Repeat each line exactly, leaving nothing out.

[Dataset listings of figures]
____

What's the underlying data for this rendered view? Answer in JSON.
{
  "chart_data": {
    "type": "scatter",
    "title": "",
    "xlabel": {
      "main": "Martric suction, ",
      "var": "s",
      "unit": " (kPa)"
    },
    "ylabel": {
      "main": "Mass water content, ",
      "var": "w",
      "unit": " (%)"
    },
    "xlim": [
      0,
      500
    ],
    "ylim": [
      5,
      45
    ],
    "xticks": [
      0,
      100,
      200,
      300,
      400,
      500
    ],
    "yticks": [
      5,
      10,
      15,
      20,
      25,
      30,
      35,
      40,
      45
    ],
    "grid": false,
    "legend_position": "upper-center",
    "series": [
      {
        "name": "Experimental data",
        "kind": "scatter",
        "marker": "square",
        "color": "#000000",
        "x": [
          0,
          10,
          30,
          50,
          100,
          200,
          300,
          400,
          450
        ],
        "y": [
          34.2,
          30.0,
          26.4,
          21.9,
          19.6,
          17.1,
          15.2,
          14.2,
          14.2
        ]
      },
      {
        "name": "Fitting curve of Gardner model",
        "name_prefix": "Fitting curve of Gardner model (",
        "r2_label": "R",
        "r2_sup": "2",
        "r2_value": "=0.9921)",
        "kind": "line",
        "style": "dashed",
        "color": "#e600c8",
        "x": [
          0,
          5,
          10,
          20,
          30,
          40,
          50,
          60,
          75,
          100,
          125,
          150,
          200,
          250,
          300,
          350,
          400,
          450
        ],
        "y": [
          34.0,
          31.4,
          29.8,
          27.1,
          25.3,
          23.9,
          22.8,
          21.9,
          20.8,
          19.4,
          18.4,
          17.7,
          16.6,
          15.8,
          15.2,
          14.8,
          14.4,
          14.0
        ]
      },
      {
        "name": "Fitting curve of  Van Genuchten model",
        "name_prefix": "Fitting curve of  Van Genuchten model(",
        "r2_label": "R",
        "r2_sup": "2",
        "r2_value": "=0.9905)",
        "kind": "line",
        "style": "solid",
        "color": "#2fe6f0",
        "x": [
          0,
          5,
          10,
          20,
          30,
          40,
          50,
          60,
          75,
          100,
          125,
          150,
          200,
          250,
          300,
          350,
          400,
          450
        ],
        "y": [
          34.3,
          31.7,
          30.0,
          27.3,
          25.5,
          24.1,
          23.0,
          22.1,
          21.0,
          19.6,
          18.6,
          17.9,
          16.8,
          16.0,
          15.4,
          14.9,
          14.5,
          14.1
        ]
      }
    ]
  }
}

____

#### REPLY
What's the underlying data for this rendered view? Answer in JSON.
{
  "chart_data": {
    "type": "scatter",
    "title": "",
    "xlabel": {
      "main": "Martric suction, ",
      "var": "s",
      "unit": " (kPa)"
    },
    "ylabel": {
      "main": "Mass water content, ",
      "var": "w",
      "unit": " (%)"
    },
    "xlim": [
      0,
      500
    ],
    "ylim": [
      5,
      45
    ],
    "xticks": [
      0,
      100,
      200,
      300,
      400,
      500
    ],
    "yticks": [
      5,
      10,
      15,
      20,
      25,
      30,
      35,
      40,
      45
    ],
    "grid": false,
    "legend_position": "upper-center",
    "series": [
      {
        "name": "Experimental data",
        "kind": "scatter",
        "marker": "square",
        "color": "#000000",
        "x": [
          0,
          10,
          30,
          50,
          100,
          200,
          300,
          400,
          450
        ],
        "y": [
          34.2,
          30.0,
          26.4,
          21.9,
          19.6,
          17.1,
          15.2,
          14.2,
          14.2
        ]
      },
      {
        "name": "Fitting curve of Gardner model",
        "name_prefix": "Fitting curve of Gardner model (",
        "r2_label": "R",
        "r2_sup": "2",
        "r2_value": "=0.9921)",
        "kind": "line",
        "style": "dashed",
        "color": "#e600c8",
        "x": [
          0,
          5,
          10,
          20,
          30,
          40,
          50,
          60,
          75,
          100,
          125,
          150,
          200,
          250,
          300,
          350,
          400,
          450
        ],
        "y": [
          34.0,
          31.4,
          29.8,
          27.1,
          25.3,
          23.9,
          22.8,
          21.9,
          20.8,
          19.4,
          18.4,
          17.7,
          16.6,
          15.8,
          15.2,
          14.8,
          14.4,
          14.0
        ]
      },
      {
        "name": "Fitting curve of  Van Genuchten model",
        "name_prefix": "Fitting curve of  Van Genuchten model(",
        "r2_label": "R",
        "r2_sup": "2",
        "r2_value": "=0.9905)",
        "kind": "line",
        "style": "solid",
        "color": "#2fe6f0",
        "x": [
          0,
          5,
          10,
          20,
          30,
          40,
          50,
          60,
          75,
          100,
          125,
          150,
          200,
          250,
          300,
          350,
          400,
          450
        ],
        "y": [
          34.3,
          31.7,
          30.0,
          27.3,
          25.5,
          24.1,
          23.0,
          22.1,
          21.0,
          19.6,
          18.6,
          17.9,
          16.8,
          16.0,
          15.4,
          14.9,
          14.5,
          14.1
        ]
      }
    ]
  }
}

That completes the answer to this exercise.